Stored items:
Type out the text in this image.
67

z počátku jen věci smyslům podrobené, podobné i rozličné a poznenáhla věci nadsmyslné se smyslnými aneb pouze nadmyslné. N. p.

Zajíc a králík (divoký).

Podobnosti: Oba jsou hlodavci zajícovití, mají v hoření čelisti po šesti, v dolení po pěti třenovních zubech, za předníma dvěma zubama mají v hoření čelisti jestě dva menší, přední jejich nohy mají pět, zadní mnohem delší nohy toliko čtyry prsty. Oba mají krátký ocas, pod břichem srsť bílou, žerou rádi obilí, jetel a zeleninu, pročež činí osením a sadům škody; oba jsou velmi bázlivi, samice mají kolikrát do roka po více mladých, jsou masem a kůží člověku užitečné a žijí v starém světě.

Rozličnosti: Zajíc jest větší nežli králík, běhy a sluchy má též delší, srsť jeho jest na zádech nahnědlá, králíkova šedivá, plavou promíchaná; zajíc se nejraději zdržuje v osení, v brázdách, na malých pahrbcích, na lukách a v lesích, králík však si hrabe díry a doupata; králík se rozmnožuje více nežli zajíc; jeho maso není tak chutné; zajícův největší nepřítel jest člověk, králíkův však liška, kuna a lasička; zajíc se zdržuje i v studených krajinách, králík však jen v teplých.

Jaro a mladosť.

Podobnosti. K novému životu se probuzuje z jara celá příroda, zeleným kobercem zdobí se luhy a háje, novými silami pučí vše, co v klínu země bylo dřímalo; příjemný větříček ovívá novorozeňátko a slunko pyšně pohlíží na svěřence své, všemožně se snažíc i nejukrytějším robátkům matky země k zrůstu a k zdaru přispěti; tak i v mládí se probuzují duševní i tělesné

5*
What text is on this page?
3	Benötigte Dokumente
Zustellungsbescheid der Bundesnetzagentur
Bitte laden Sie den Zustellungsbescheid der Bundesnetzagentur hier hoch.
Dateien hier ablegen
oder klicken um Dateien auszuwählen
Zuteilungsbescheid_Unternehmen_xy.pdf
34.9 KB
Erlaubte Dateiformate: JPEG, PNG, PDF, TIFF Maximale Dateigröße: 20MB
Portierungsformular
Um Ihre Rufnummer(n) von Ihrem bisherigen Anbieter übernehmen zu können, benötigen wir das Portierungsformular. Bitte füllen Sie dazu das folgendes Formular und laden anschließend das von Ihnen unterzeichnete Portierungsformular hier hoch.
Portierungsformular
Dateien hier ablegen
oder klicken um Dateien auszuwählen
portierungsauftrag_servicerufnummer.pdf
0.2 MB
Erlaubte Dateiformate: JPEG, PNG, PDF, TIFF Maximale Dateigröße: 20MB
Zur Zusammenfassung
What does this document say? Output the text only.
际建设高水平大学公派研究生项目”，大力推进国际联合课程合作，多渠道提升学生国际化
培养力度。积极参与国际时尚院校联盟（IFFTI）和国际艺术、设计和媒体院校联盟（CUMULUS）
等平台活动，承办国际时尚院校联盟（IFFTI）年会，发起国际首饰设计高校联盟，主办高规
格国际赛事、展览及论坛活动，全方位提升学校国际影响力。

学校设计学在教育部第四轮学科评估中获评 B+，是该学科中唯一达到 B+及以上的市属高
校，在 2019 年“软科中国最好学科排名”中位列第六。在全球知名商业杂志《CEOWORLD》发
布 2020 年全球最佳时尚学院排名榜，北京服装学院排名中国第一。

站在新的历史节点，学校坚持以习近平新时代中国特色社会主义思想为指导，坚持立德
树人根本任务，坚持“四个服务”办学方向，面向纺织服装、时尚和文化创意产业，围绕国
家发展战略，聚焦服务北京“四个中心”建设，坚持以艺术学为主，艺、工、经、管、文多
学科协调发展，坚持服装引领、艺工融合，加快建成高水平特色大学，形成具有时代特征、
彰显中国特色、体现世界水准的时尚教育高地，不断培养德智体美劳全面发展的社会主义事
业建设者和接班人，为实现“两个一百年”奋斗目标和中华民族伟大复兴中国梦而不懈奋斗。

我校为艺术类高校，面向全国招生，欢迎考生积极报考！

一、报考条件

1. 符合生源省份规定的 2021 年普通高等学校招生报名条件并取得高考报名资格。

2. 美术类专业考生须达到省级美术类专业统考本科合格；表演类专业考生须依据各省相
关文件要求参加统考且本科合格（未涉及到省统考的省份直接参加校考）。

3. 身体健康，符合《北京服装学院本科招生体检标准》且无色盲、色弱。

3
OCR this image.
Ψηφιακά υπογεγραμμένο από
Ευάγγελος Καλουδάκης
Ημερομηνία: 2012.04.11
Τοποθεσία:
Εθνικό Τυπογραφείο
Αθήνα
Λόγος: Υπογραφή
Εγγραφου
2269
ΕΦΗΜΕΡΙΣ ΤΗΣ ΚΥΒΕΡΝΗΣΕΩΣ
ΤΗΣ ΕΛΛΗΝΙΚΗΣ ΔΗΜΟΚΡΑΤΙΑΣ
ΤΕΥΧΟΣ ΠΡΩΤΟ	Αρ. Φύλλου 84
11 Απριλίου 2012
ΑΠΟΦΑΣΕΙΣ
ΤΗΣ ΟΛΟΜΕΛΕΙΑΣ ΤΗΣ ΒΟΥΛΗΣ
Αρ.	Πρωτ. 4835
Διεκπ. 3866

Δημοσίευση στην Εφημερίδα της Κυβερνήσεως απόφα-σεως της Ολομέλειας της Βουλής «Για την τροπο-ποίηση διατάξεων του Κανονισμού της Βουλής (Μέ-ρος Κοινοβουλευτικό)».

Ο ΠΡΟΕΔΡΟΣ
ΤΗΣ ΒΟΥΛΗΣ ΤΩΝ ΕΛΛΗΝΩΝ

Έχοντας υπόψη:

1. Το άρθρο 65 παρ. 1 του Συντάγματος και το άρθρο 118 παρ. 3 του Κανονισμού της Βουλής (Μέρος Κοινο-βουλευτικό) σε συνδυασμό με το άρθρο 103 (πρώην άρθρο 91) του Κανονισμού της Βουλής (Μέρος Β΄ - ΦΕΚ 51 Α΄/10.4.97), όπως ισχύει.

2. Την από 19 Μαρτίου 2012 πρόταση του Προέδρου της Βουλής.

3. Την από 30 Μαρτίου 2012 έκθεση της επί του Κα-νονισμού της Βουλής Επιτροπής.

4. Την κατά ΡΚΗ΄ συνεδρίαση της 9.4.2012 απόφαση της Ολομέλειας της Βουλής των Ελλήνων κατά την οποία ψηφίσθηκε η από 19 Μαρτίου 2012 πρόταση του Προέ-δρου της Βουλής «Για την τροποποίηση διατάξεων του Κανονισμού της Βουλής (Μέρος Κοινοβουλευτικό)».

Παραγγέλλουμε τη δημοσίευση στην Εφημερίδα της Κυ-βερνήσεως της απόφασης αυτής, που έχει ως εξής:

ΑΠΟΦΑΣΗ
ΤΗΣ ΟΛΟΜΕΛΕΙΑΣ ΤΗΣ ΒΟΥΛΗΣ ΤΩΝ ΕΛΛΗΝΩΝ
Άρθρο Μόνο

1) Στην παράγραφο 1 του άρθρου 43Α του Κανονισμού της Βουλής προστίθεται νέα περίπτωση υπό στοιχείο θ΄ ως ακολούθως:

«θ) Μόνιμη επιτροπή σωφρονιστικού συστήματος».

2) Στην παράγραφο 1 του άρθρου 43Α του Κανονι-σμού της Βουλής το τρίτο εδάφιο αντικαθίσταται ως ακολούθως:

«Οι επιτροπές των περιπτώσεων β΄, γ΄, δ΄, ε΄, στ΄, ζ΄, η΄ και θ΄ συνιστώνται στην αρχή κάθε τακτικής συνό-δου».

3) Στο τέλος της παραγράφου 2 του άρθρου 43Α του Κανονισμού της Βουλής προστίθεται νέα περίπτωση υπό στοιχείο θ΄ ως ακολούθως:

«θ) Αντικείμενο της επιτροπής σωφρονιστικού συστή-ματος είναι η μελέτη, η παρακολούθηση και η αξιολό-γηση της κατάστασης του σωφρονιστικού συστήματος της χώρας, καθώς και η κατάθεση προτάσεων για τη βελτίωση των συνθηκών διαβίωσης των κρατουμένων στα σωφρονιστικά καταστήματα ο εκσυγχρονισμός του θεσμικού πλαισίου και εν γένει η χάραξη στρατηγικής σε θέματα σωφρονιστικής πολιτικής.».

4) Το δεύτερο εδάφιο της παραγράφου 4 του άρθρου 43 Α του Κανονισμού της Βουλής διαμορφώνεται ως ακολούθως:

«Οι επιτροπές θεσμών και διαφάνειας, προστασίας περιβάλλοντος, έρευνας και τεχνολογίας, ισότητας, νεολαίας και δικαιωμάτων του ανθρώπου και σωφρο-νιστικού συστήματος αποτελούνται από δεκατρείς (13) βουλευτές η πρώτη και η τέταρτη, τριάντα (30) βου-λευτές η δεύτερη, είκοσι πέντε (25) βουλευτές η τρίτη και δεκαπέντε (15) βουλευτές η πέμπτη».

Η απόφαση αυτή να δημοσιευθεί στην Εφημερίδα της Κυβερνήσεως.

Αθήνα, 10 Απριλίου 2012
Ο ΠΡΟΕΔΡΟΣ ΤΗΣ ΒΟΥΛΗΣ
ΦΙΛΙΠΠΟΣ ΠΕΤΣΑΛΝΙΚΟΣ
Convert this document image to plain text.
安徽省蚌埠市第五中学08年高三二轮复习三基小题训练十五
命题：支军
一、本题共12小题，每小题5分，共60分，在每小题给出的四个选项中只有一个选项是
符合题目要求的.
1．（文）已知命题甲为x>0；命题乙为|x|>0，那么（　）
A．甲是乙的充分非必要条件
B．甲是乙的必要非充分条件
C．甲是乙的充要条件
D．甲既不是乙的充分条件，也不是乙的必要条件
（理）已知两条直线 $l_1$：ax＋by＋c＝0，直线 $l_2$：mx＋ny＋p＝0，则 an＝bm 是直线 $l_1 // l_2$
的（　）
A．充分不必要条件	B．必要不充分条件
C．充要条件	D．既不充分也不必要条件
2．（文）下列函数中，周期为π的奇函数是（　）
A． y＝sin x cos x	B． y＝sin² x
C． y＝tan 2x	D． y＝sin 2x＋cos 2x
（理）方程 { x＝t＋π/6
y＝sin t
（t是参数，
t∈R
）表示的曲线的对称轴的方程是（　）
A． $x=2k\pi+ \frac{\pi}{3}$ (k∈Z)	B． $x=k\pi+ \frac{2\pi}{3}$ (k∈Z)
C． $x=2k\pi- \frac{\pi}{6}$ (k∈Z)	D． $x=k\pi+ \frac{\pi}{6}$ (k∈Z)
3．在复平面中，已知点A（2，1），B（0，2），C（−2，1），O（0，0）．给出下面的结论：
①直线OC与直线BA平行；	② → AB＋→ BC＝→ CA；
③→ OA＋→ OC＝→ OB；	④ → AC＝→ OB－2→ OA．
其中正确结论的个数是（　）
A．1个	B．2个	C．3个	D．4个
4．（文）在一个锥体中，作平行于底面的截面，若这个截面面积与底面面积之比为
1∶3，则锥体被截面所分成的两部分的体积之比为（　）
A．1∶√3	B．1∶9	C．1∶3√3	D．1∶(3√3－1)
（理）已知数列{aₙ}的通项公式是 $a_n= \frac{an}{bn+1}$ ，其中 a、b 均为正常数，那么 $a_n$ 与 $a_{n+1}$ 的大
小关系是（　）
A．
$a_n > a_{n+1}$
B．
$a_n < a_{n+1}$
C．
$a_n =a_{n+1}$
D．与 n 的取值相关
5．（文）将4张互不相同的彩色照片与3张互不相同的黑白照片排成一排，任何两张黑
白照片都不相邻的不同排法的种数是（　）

Written request: Check each line of the records above for "What", and copy those that have it.

Expected output:
What text is on this page?
What does this document say? Output the text only.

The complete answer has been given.